**Task instructions**
Reproduce all records exactly.

**Data supplied**
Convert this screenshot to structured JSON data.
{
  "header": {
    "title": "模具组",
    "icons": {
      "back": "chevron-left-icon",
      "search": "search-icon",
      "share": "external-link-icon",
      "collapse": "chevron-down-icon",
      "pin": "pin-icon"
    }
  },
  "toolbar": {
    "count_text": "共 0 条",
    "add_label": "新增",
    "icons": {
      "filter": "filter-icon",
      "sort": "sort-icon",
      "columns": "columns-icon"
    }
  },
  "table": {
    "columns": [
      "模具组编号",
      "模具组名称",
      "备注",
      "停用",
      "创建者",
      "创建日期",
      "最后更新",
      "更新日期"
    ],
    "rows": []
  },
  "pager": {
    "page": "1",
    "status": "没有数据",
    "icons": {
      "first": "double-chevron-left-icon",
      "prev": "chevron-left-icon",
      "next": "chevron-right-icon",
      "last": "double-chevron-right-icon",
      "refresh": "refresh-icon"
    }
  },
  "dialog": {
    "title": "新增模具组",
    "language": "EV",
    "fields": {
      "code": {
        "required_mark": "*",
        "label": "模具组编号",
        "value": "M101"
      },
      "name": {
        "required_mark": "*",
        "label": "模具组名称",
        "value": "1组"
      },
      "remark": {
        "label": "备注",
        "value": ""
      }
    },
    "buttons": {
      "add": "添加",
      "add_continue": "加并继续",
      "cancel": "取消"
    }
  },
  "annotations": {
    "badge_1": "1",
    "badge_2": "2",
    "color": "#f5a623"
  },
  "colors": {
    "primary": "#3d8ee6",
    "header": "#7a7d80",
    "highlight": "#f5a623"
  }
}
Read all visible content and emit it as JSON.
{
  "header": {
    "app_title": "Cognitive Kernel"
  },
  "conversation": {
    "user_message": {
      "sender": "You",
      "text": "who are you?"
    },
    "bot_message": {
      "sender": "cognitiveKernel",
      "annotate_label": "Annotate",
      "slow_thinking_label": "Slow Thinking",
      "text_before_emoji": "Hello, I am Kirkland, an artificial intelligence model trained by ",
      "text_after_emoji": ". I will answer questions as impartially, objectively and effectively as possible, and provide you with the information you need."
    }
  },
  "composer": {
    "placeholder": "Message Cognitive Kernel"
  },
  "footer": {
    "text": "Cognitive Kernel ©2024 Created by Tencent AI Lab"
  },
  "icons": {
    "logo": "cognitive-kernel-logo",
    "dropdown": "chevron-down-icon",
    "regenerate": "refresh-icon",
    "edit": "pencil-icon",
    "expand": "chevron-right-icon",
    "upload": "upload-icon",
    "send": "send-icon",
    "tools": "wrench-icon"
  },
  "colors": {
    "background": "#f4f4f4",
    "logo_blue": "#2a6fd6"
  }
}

**The output**
Convert this screenshot to structured JSON data.
{
  "header": {
    "title": "模具组",
    "icons": {
      "back": "chevron-left-icon",
      "search": "search-icon",
      "share": "external-link-icon",
      "collapse": "chevron-down-icon",
      "pin": "pin-icon"
    }
  },
  "toolbar": {
    "count_text": "共 0 条",
    "add_label": "新增",
    "icons": {
      "filter": "filter-icon",
      "sort": "sort-icon",
      "columns": "columns-icon"
    }
  },
  "table": {
    "columns": [
      "模具组编号",
      "模具组名称",
      "备注",
      "停用",
      "创建者",
      "创建日期",
      "最后更新",
      "更新日期"
    ],
    "rows": []
  },
  "pager": {
    "page": "1",
    "status": "没有数据",
    "icons": {
      "first": "double-chevron-left-icon",
      "prev": "chevron-left-icon",
      "next": "chevron-right-icon",
      "last": "double-chevron-right-icon",
      "refresh": "refresh-icon"
    }
  },
  "dialog": {
    "title": "新增模具组",
    "language": "EV",
    "fields": {
      "code": {
        "required_mark": "*",
        "label": "模具组编号",
        "value": "M101"
      },
      "name": {
        "required_mark": "*",
        "label": "模具组名称",
        "value": "1组"
      },
      "remark": {
        "label": "备注",
        "value": ""
      }
    },
    "buttons": {
      "add": "添加",
      "add_continue": "加并继续",
      "cancel": "取消"
    }
  },
  "annotations": {
    "badge_1": "1",
    "badge_2": "2",
    "color": "#f5a623"
  },
  "colors": {
    "primary": "#3d8ee6",
    "header": "#7a7d80",
    "highlight": "#f5a623"
  }
}
Read all visible content and emit it as JSON.
{
  "header": {
    "app_title": "Cognitive Kernel"
  },
  "conversation": {
    "user_message": {
      "sender": "You",
      "text": "who are you?"
    },
    "bot_message": {
      "sender": "cognitiveKernel",
      "annotate_label": "Annotate",
      "slow_thinking_label": "Slow Thinking",
      "text_before_emoji": "Hello, I am Kirkland, an artificial intelligence model trained by ",
      "text_after_emoji": ". I will answer questions as impartially, objectively and effectively as possible, and provide you with the information you need."
    }
  },
  "composer": {
    "placeholder": "Message Cognitive Kernel"
  },
  "footer": {
    "text": "Cognitive Kernel ©2024 Created by Tencent AI Lab"
  },
  "icons": {
    "logo": "cognitive-kernel-logo",
    "dropdown": "chevron-down-icon",
    "regenerate": "refresh-icon",
    "edit": "pencil-icon",
    "expand": "chevron-right-icon",
    "upload": "upload-icon",
    "send": "send-icon",
    "tools": "wrench-icon"
  },
  "colors": {
    "background": "#f4f4f4",
    "logo_blue": "#2a6fd6"
  }
}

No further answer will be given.